*Task details*.
Copy every entry word for word. Skip the pictures.

*Exercise inputs*.
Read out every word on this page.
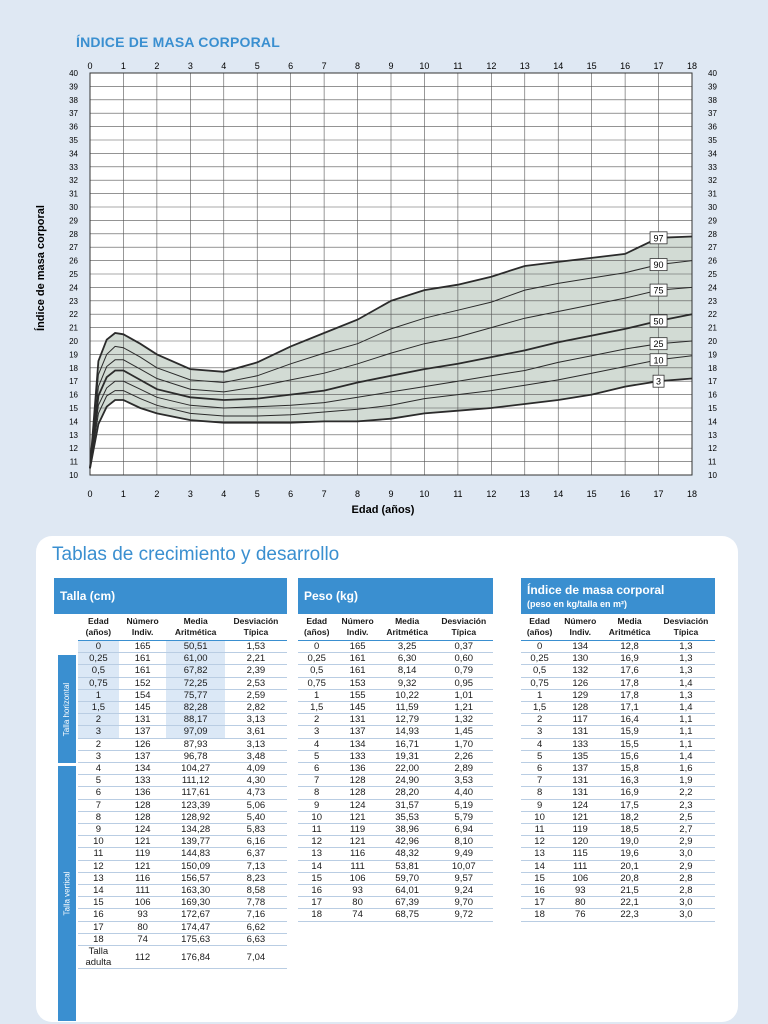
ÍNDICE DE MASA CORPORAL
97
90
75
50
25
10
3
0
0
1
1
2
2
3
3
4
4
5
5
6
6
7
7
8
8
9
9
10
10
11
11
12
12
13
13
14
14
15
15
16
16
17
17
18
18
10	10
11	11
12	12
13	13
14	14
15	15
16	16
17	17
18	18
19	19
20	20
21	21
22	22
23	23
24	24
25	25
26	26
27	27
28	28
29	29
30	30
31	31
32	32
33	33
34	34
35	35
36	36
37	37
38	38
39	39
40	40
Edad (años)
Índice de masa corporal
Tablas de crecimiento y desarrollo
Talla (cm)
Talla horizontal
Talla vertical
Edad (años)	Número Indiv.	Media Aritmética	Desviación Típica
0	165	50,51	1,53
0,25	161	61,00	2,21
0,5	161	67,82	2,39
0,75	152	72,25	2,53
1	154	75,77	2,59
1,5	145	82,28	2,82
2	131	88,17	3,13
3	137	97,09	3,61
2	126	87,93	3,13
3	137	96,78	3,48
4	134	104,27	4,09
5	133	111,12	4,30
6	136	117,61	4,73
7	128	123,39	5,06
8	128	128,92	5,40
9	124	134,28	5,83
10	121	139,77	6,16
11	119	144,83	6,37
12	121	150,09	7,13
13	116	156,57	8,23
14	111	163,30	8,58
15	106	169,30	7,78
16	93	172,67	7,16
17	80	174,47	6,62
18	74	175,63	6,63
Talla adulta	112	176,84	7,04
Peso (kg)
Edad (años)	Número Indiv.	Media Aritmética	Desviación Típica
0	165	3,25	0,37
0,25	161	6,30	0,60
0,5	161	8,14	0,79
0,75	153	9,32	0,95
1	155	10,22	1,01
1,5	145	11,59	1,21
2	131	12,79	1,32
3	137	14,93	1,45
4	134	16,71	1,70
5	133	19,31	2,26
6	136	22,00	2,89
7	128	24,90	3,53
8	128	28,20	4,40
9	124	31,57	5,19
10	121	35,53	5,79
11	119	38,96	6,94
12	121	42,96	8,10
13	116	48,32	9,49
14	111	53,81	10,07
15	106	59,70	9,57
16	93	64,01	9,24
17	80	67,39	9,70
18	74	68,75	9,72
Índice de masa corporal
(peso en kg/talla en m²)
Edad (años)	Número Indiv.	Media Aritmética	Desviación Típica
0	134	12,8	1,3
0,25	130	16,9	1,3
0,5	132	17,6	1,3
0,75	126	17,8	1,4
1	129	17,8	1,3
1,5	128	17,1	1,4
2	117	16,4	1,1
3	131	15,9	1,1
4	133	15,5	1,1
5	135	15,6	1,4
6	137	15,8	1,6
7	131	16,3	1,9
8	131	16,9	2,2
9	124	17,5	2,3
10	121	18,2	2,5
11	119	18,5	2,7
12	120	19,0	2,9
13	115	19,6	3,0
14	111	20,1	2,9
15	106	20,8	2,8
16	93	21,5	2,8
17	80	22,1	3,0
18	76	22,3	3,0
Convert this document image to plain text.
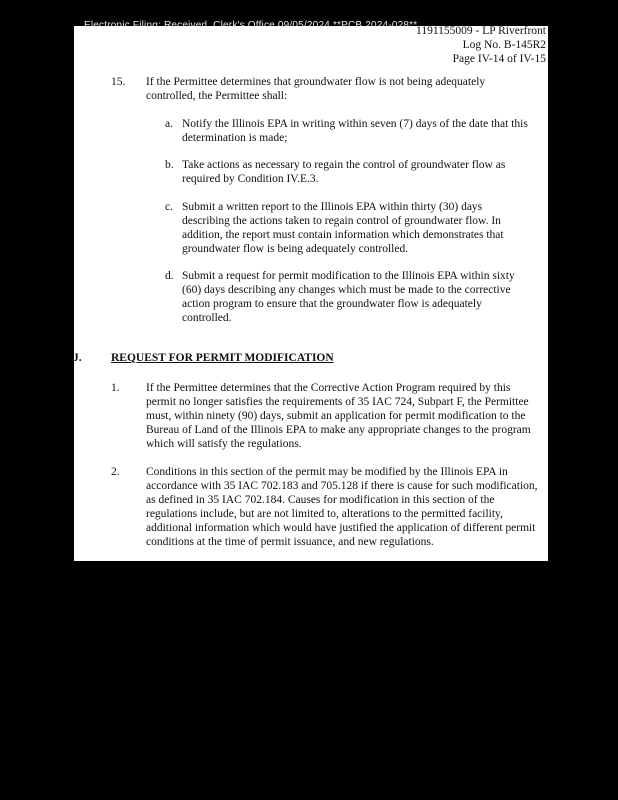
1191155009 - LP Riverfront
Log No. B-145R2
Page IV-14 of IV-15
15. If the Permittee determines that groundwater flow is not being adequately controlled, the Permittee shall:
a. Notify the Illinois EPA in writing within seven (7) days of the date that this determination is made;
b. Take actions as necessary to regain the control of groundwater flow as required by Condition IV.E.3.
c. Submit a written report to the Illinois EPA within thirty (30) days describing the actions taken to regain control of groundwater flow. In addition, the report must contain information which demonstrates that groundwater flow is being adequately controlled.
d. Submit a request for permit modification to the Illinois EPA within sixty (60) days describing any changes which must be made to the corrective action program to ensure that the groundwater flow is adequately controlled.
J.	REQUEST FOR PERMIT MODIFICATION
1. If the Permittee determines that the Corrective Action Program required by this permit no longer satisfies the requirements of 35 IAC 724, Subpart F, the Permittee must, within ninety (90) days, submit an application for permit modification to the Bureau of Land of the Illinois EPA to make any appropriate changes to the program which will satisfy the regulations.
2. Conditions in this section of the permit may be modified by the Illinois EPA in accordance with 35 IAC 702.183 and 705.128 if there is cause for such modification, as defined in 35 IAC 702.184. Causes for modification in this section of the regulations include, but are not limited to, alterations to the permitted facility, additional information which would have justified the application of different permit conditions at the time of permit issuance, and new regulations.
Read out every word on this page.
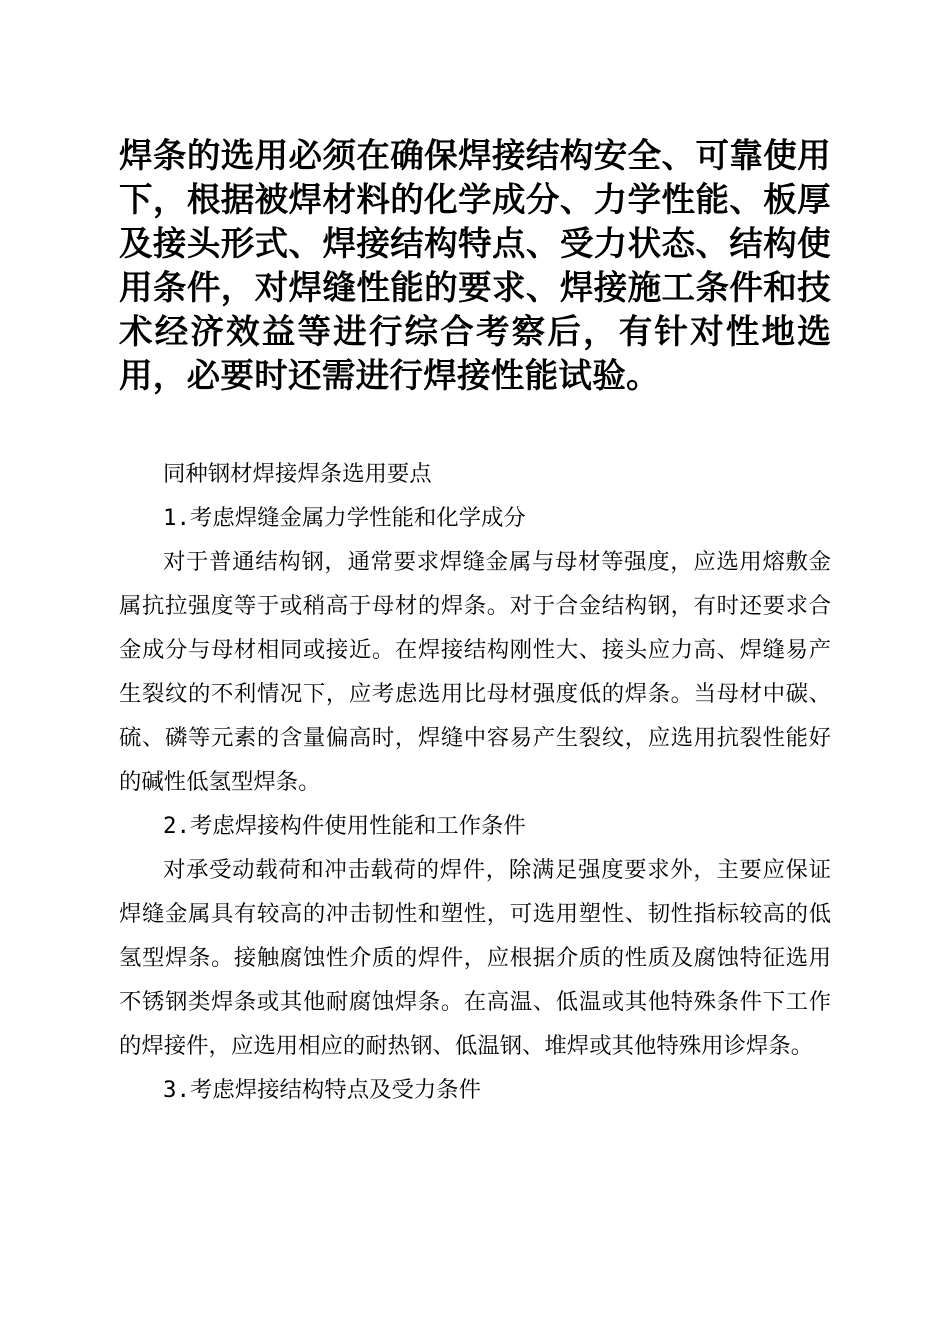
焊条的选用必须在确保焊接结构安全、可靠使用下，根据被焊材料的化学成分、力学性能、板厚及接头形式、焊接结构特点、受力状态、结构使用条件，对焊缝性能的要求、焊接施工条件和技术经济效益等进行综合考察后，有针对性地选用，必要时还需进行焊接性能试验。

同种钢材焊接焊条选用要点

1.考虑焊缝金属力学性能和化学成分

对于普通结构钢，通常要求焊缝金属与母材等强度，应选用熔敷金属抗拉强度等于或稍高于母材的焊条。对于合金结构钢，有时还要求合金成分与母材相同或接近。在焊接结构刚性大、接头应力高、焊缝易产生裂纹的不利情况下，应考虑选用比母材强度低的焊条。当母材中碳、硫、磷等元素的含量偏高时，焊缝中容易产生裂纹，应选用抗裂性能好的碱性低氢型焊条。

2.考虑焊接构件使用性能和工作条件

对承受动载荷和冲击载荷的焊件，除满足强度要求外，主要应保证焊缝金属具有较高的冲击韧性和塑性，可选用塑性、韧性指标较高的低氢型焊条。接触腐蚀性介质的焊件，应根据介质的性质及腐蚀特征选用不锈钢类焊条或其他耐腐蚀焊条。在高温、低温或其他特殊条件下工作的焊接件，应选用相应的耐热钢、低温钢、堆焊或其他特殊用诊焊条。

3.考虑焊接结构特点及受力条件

*Result*.
Read out every word on this page.
ÍNDICE DE MASA CORPORAL
97
90
75
50
25
10
3
0
0
1
1
2
2
3
3
4
4
5
5
6
6
7
7
8
8
9
9
10
10
11
11
12
12
13
13
14
14
15
15
16
16
17
17
18
18
10	10
11	11
12	12
13	13
14	14
15	15
16	16
17	17
18	18
19	19
20	20
21	21
22	22
23	23
24	24
25	25
26	26
27	27
28	28
29	29
30	30
31	31
32	32
33	33
34	34
35	35
36	36
37	37
38	38
39	39
40	40
Edad (años)
Índice de masa corporal
Tablas de crecimiento y desarrollo
Talla (cm)
Talla horizontal
Talla vertical
Edad (años)	Número Indiv.	Media Aritmética	Desviación Típica
0	165	50,51	1,53
0,25	161	61,00	2,21
0,5	161	67,82	2,39
0,75	152	72,25	2,53
1	154	75,77	2,59
1,5	145	82,28	2,82
2	131	88,17	3,13
3	137	97,09	3,61
2	126	87,93	3,13
3	137	96,78	3,48
4	134	104,27	4,09
5	133	111,12	4,30
6	136	117,61	4,73
7	128	123,39	5,06
8	128	128,92	5,40
9	124	134,28	5,83
10	121	139,77	6,16
11	119	144,83	6,37
12	121	150,09	7,13
13	116	156,57	8,23
14	111	163,30	8,58
15	106	169,30	7,78
16	93	172,67	7,16
17	80	174,47	6,62
18	74	175,63	6,63
Talla adulta	112	176,84	7,04
Peso (kg)
Edad (años)	Número Indiv.	Media Aritmética	Desviación Típica
0	165	3,25	0,37
0,25	161	6,30	0,60
0,5	161	8,14	0,79
0,75	153	9,32	0,95
1	155	10,22	1,01
1,5	145	11,59	1,21
2	131	12,79	1,32
3	137	14,93	1,45
4	134	16,71	1,70
5	133	19,31	2,26
6	136	22,00	2,89
7	128	24,90	3,53
8	128	28,20	4,40
9	124	31,57	5,19
10	121	35,53	5,79
11	119	38,96	6,94
12	121	42,96	8,10
13	116	48,32	9,49
14	111	53,81	10,07
15	106	59,70	9,57
16	93	64,01	9,24
17	80	67,39	9,70
18	74	68,75	9,72
Índice de masa corporal
(peso en kg/talla en m²)
Edad (años)	Número Indiv.	Media Aritmética	Desviación Típica
0	134	12,8	1,3
0,25	130	16,9	1,3
0,5	132	17,6	1,3
0,75	126	17,8	1,4
1	129	17,8	1,3
1,5	128	17,1	1,4
2	117	16,4	1,1
3	131	15,9	1,1
4	133	15,5	1,1
5	135	15,6	1,4
6	137	15,8	1,6
7	131	16,3	1,9
8	131	16,9	2,2
9	124	17,5	2,3
10	121	18,2	2,5
11	119	18,5	2,7
12	120	19,0	2,9
13	115	19,6	3,0
14	111	20,1	2,9
15	106	20,8	2,8
16	93	21,5	2,8
17	80	22,1	3,0
18	76	22,3	3,0
Convert this document image to plain text.
1191155009 - LP Riverfront
Log No. B-145R2
Page IV-14 of IV-15
15. If the Permittee determines that groundwater flow is not being adequately controlled, the Permittee shall:
a. Notify the Illinois EPA in writing within seven (7) days of the date that this determination is made;
b. Take actions as necessary to regain the control of groundwater flow as required by Condition IV.E.3.
c. Submit a written report to the Illinois EPA within thirty (30) days describing the actions taken to regain control of groundwater flow. In addition, the report must contain information which demonstrates that groundwater flow is being adequately controlled.
d. Submit a request for permit modification to the Illinois EPA within sixty (60) days describing any changes which must be made to the corrective action program to ensure that the groundwater flow is adequately controlled.
J.	REQUEST FOR PERMIT MODIFICATION
1. If the Permittee determines that the Corrective Action Program required by this permit no longer satisfies the requirements of 35 IAC 724, Subpart F, the Permittee must, within ninety (90) days, submit an application for permit modification to the Bureau of Land of the Illinois EPA to make any appropriate changes to the program which will satisfy the regulations.
2. Conditions in this section of the permit may be modified by the Illinois EPA in accordance with 35 IAC 702.183 and 705.128 if there is cause for such modification, as defined in 35 IAC 702.184. Causes for modification in this section of the regulations include, but are not limited to, alterations to the permitted facility, additional information which would have justified the application of different permit conditions at the time of permit issuance, and new regulations.
Read out every word on this page.
焊条的选用必须在确保焊接结构安全、可靠使用下，根据被焊材料的化学成分、力学性能、板厚及接头形式、焊接结构特点、受力状态、结构使用条件，对焊缝性能的要求、焊接施工条件和技术经济效益等进行综合考察后，有针对性地选用，必要时还需进行焊接性能试验。

同种钢材焊接焊条选用要点

1.考虑焊缝金属力学性能和化学成分

对于普通结构钢，通常要求焊缝金属与母材等强度，应选用熔敷金属抗拉强度等于或稍高于母材的焊条。对于合金结构钢，有时还要求合金成分与母材相同或接近。在焊接结构刚性大、接头应力高、焊缝易产生裂纹的不利情况下，应考虑选用比母材强度低的焊条。当母材中碳、硫、磷等元素的含量偏高时，焊缝中容易产生裂纹，应选用抗裂性能好的碱性低氢型焊条。

2.考虑焊接构件使用性能和工作条件

对承受动载荷和冲击载荷的焊件，除满足强度要求外，主要应保证焊缝金属具有较高的冲击韧性和塑性，可选用塑性、韧性指标较高的低氢型焊条。接触腐蚀性介质的焊件，应根据介质的性质及腐蚀特征选用不锈钢类焊条或其他耐腐蚀焊条。在高温、低温或其他特殊条件下工作的焊接件，应选用相应的耐热钢、低温钢、堆焊或其他特殊用诊焊条。

3.考虑焊接结构特点及受力条件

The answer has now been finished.